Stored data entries
- - - - - - -
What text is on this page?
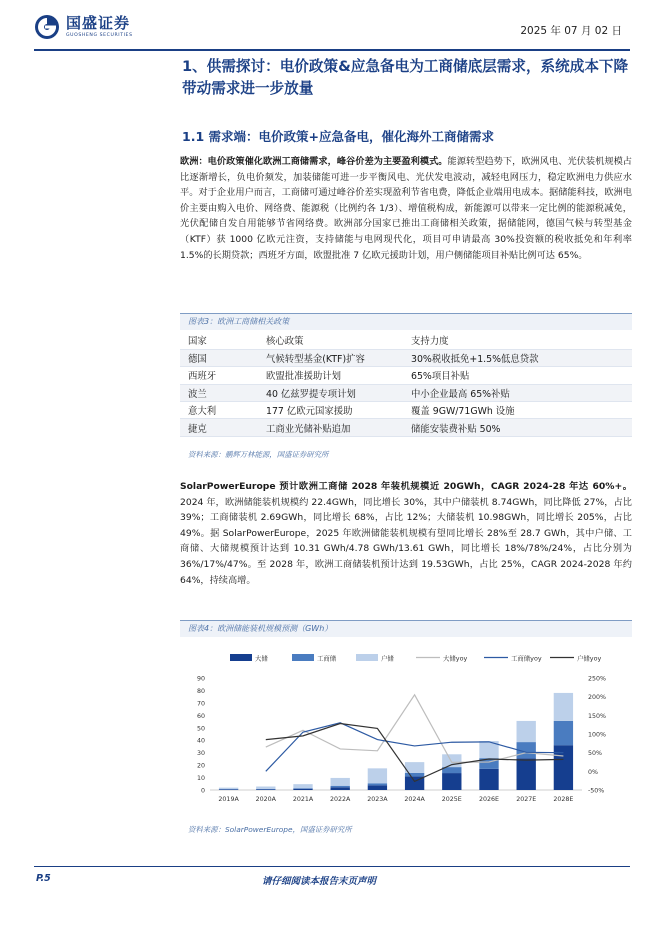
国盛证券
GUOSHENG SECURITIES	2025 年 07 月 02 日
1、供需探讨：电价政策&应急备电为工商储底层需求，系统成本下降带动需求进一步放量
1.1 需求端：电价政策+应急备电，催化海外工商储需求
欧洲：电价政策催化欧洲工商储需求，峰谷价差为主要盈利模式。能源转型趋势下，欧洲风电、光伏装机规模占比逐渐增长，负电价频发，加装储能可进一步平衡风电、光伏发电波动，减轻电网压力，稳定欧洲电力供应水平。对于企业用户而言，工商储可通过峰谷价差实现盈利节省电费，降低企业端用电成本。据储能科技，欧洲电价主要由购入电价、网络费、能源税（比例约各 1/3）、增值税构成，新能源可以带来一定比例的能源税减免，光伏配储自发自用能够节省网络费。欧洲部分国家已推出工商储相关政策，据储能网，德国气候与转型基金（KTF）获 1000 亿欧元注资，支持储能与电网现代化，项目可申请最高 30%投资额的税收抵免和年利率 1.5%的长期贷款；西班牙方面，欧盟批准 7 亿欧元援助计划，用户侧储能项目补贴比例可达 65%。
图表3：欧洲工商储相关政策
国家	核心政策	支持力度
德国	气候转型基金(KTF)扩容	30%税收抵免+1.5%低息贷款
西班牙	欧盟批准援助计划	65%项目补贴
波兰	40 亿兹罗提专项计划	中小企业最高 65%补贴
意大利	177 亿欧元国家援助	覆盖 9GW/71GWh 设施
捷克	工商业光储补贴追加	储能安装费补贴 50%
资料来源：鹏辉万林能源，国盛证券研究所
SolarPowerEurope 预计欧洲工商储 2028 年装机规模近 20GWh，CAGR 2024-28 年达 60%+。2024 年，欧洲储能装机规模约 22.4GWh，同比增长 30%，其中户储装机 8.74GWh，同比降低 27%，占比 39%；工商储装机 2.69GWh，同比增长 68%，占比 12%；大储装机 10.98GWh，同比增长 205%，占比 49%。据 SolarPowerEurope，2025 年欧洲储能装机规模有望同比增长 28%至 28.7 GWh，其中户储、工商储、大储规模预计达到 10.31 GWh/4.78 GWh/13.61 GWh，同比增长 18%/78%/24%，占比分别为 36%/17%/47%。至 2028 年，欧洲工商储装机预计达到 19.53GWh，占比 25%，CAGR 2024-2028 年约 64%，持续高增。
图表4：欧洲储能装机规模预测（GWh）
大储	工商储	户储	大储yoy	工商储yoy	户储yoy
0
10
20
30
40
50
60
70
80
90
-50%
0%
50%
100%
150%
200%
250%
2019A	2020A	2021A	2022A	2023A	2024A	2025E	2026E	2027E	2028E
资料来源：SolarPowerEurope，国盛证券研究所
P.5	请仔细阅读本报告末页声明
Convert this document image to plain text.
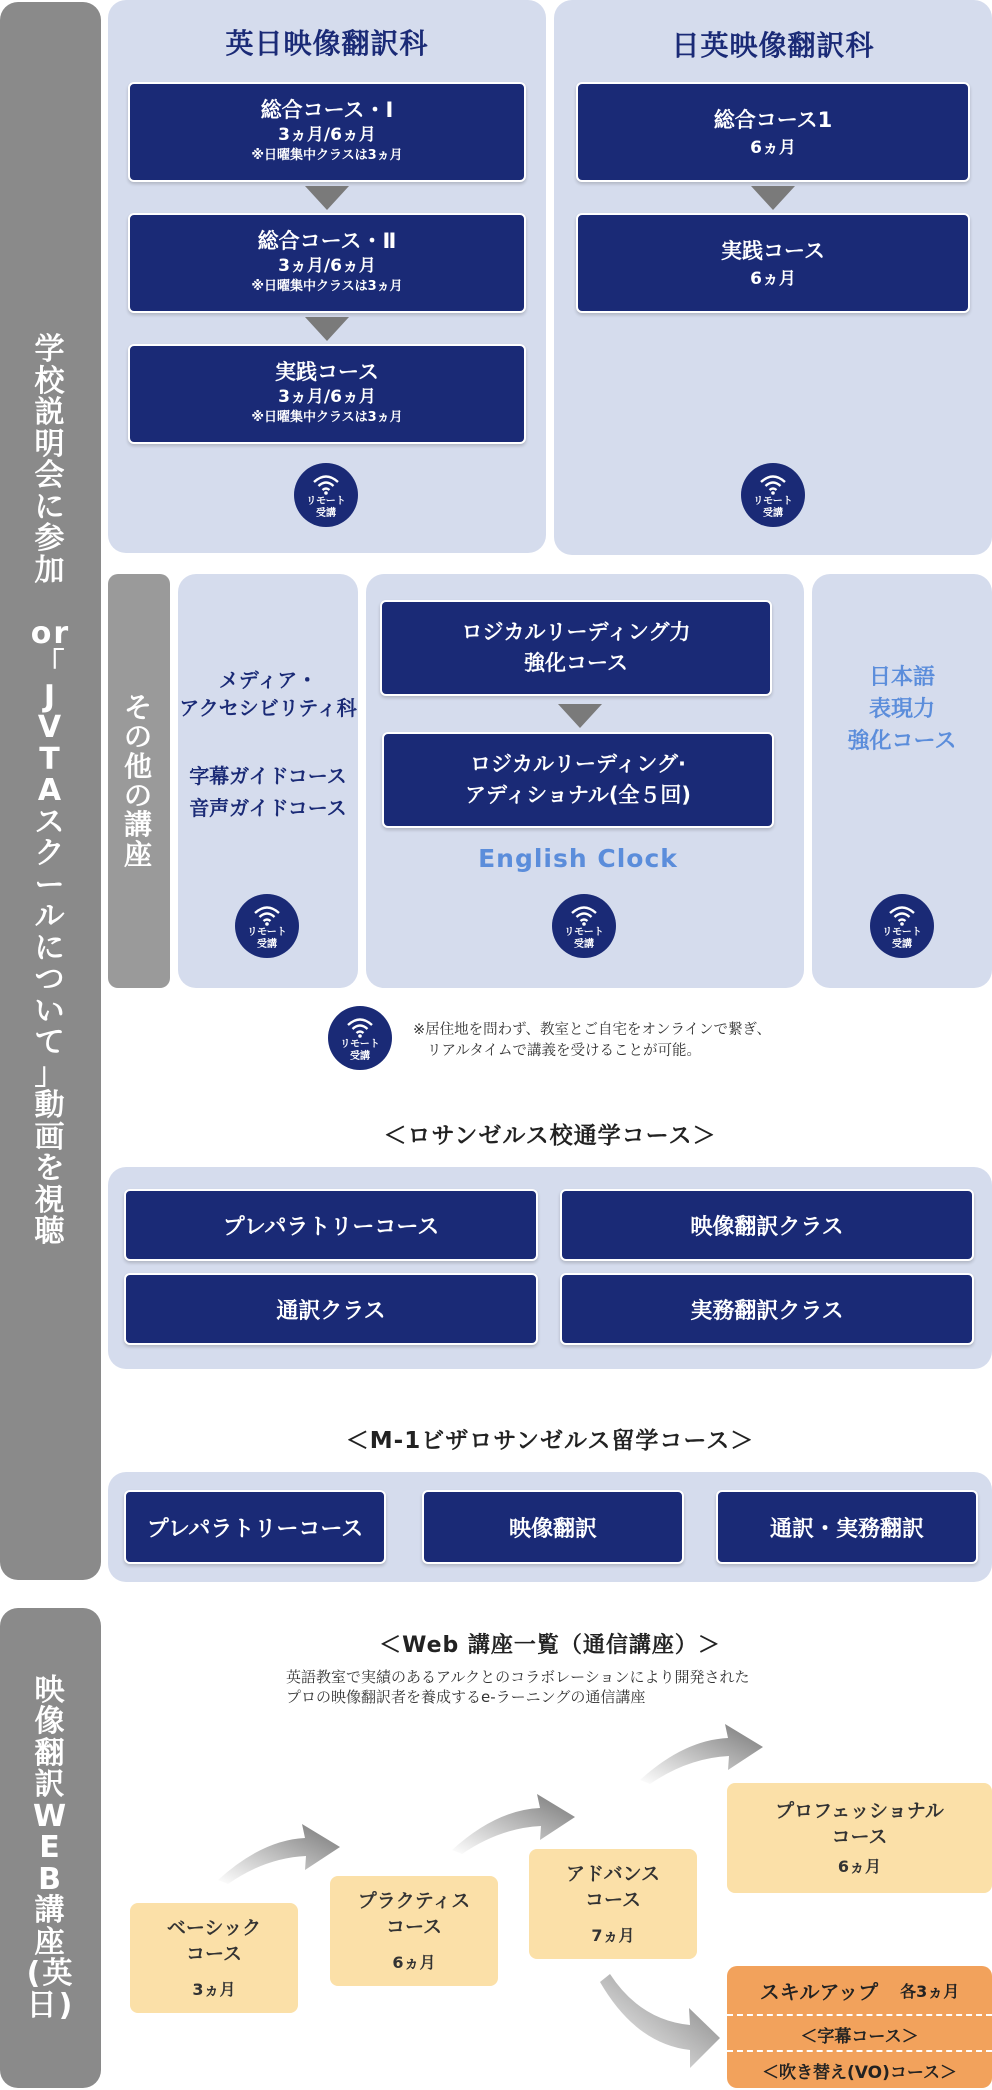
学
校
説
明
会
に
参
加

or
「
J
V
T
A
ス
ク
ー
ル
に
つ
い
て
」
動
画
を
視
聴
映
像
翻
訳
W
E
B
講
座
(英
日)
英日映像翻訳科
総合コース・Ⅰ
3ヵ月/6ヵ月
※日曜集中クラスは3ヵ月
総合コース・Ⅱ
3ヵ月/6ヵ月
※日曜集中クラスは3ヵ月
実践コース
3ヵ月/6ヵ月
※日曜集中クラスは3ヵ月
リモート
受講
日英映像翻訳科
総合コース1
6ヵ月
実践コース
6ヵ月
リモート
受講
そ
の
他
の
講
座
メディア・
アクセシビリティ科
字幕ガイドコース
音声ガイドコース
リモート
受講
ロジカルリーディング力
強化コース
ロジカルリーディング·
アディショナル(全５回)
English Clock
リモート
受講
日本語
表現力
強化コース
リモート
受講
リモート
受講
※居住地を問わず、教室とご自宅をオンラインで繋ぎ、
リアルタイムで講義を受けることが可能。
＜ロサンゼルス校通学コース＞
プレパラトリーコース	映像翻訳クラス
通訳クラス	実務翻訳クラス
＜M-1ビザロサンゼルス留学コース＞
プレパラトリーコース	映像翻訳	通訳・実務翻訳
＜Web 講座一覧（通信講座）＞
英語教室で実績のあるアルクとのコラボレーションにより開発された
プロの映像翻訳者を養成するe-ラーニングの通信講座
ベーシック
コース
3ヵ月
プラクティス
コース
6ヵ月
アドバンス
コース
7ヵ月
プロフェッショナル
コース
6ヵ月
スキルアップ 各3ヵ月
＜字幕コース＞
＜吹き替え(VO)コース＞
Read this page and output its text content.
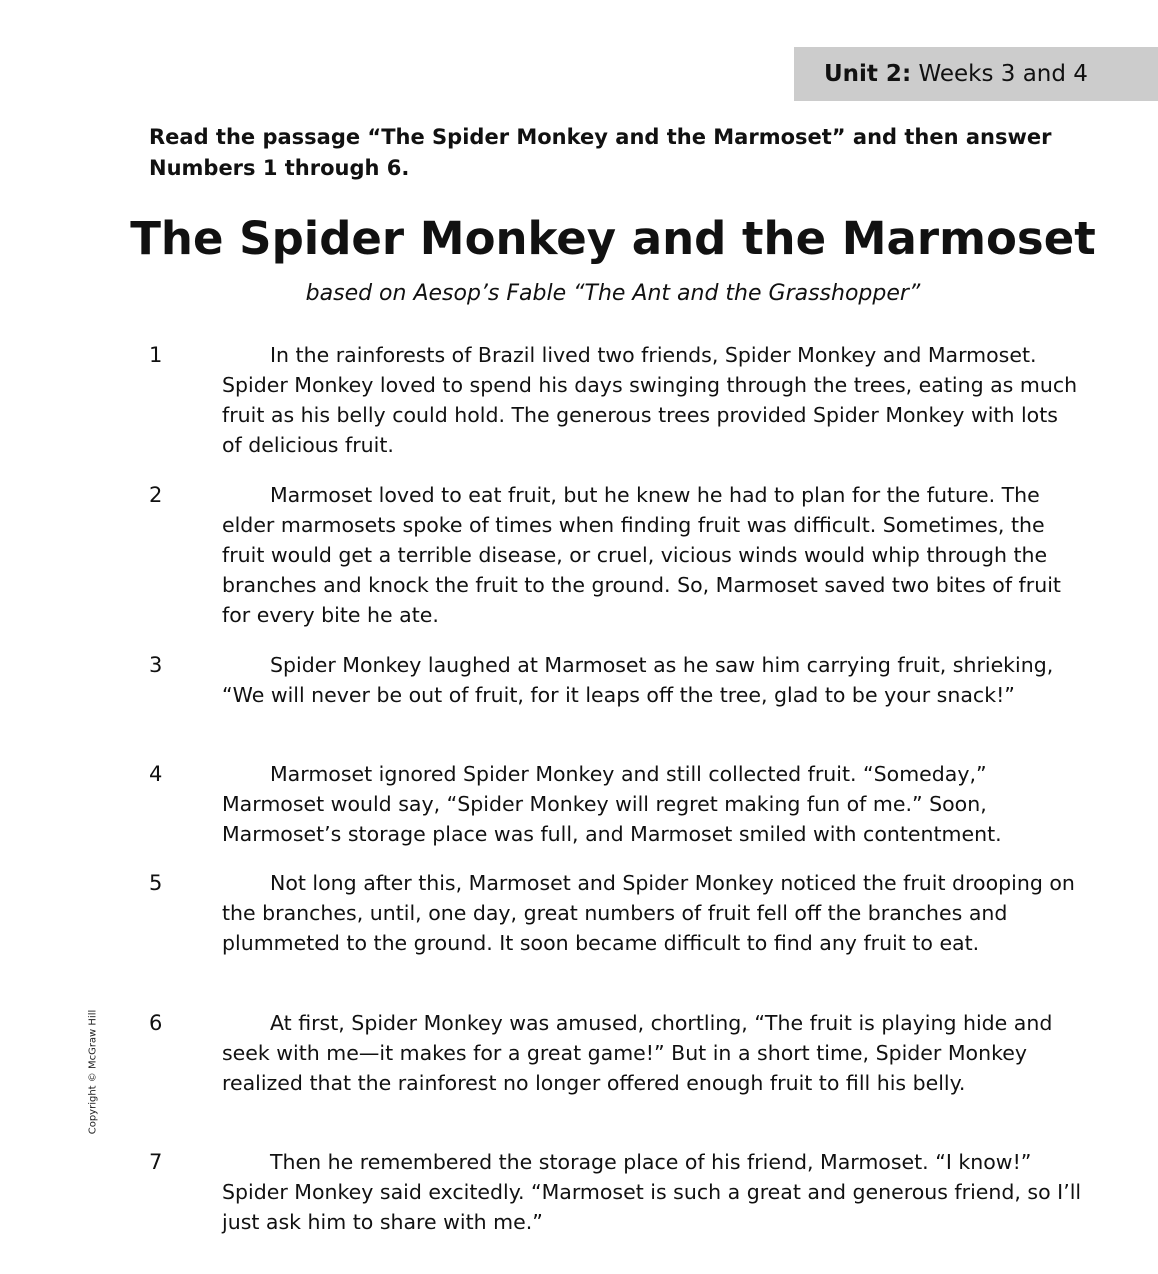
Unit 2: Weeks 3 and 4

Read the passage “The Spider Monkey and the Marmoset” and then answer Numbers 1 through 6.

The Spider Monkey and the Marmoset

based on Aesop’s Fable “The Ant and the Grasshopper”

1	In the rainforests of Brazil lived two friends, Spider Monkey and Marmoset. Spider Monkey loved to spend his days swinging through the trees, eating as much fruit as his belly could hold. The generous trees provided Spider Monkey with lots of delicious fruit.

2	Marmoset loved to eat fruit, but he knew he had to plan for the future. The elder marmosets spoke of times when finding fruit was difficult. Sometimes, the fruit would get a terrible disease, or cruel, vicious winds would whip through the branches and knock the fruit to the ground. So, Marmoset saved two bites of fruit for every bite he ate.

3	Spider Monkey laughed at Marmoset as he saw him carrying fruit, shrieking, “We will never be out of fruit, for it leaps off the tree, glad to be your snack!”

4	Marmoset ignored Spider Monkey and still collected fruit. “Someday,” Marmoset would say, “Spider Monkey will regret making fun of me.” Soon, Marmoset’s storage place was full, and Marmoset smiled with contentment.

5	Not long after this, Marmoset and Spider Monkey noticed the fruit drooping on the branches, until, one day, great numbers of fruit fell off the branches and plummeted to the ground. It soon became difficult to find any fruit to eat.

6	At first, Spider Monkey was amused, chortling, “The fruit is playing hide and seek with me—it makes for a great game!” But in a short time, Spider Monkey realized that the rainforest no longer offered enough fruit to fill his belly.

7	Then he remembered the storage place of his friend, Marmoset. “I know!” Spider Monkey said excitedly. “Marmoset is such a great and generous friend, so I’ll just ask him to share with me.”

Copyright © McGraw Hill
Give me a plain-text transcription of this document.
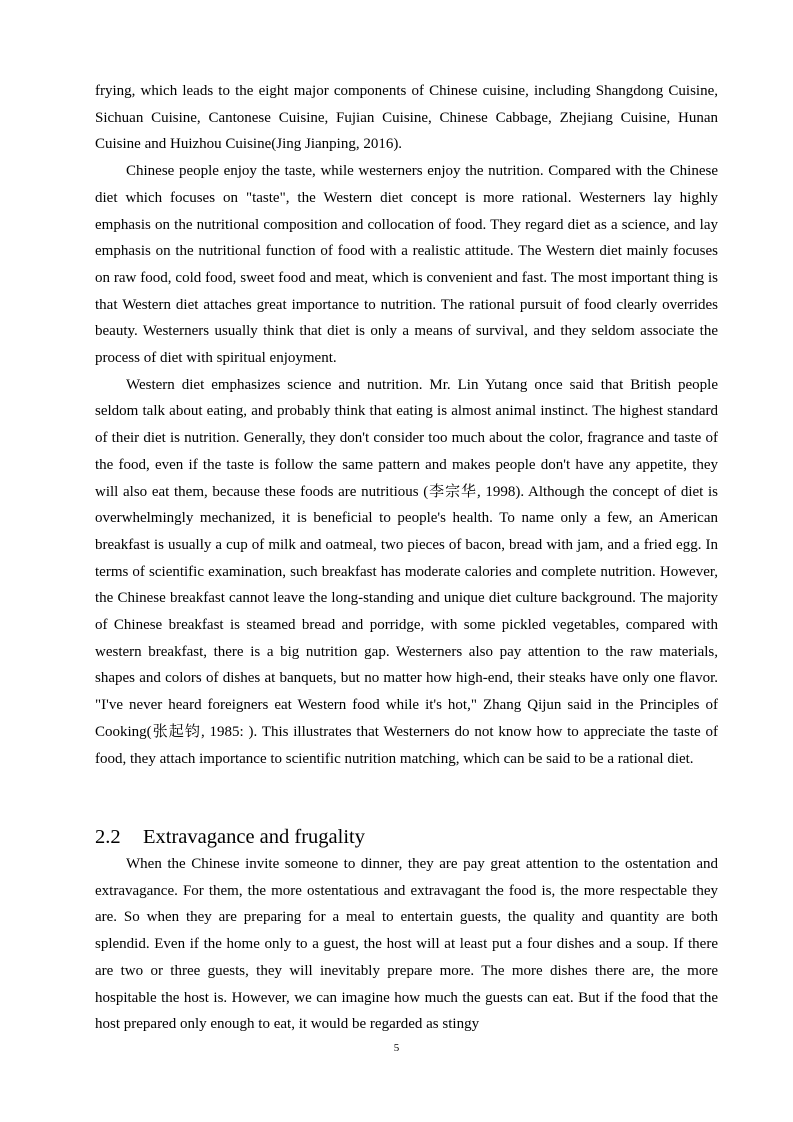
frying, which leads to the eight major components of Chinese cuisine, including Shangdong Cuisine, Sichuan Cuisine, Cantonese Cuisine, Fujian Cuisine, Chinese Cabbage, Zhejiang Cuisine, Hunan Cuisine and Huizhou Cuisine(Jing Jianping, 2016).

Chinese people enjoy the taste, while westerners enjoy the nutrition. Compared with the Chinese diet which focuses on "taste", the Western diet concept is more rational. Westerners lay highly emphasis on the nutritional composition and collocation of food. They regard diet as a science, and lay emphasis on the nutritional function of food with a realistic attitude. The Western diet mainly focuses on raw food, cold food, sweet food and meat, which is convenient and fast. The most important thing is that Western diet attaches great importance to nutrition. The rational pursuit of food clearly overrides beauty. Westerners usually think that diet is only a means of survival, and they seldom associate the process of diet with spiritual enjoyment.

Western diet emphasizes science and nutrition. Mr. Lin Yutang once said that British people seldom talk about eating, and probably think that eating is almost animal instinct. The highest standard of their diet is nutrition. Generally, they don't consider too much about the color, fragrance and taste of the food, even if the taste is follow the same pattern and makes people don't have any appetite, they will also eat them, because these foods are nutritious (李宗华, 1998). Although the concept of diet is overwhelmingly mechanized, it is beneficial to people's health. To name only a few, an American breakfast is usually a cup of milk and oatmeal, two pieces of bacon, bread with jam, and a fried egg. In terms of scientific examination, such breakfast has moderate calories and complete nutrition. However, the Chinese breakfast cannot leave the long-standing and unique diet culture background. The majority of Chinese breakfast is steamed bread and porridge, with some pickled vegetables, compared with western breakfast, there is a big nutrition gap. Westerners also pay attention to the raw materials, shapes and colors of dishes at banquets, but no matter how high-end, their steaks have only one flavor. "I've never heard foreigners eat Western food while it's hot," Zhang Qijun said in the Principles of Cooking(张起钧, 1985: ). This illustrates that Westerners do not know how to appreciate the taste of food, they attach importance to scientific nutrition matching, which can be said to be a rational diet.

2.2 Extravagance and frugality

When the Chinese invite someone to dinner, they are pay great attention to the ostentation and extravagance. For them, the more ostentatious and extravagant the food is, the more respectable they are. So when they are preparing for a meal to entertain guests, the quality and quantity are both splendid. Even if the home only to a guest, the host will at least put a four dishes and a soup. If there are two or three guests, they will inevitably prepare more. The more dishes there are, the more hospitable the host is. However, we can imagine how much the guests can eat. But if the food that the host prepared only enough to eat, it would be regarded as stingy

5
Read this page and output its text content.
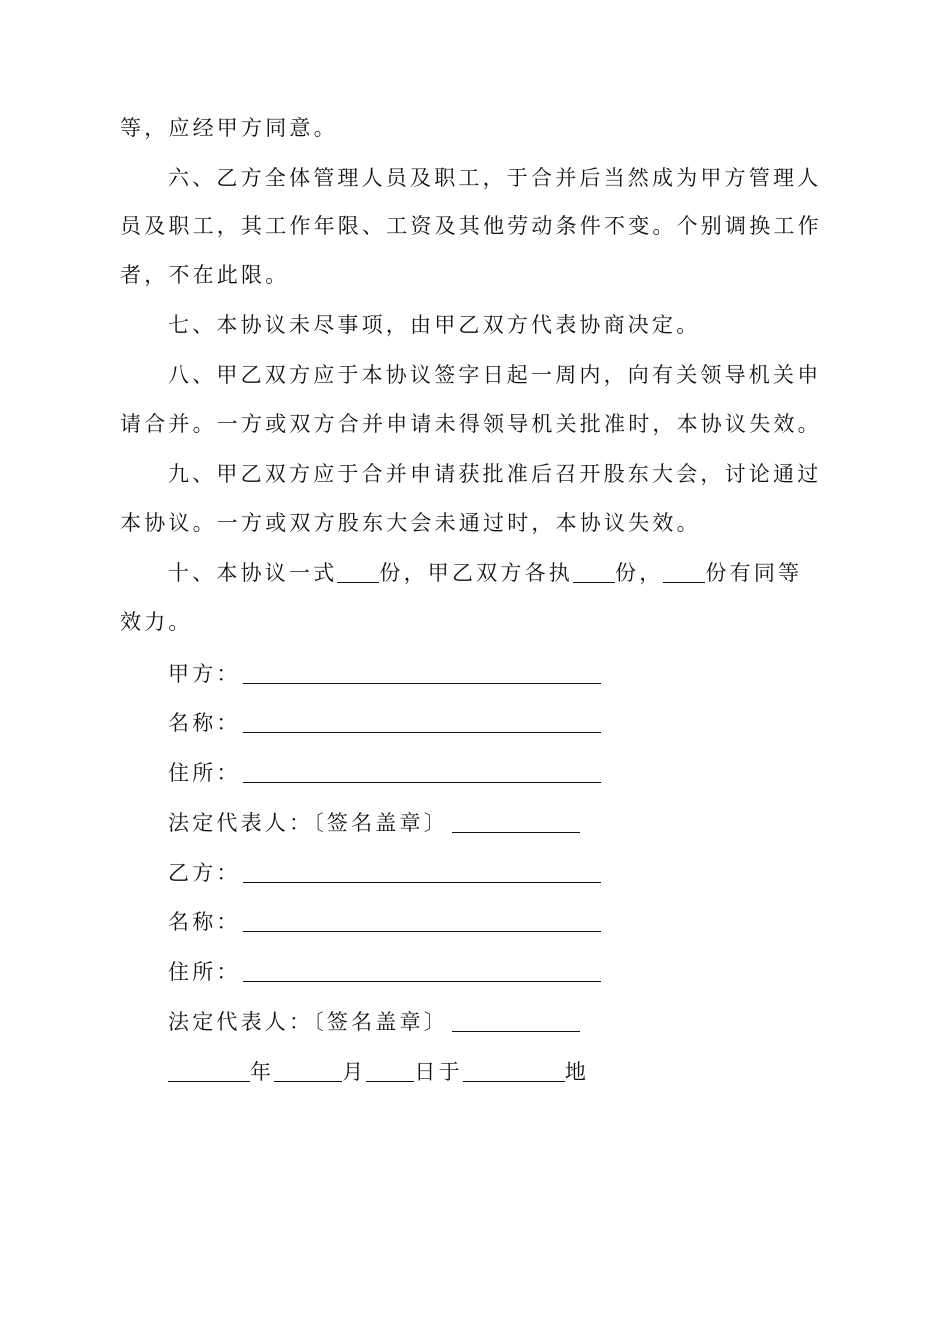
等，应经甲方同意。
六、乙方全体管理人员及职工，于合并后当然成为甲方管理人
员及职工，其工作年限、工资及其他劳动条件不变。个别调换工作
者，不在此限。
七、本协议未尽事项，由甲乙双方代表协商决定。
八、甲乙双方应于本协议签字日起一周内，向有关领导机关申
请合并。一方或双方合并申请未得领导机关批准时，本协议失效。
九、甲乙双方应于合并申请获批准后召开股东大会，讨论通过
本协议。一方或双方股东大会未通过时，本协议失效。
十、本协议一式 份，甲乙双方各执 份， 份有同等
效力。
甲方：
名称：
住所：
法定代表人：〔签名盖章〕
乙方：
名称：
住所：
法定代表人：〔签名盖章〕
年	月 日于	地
- - - - - - -
• [Written exercise]
Scan the entries above. Copy each line that has the string "place".

• [Result below]
4	Marmoset ignored Spider Monkey and still collected fruit. “Someday,” Marmoset would say, “Spider Monkey will regret making fun of me.” Soon, Marmoset’s storage place was full, and Marmoset smiled with contentment.
7	Then he remembered the storage place of his friend, Marmoset. “I know!” Spider Monkey said excitedly. “Marmoset is such a great and generous friend, so I’ll just ask him to share with me.”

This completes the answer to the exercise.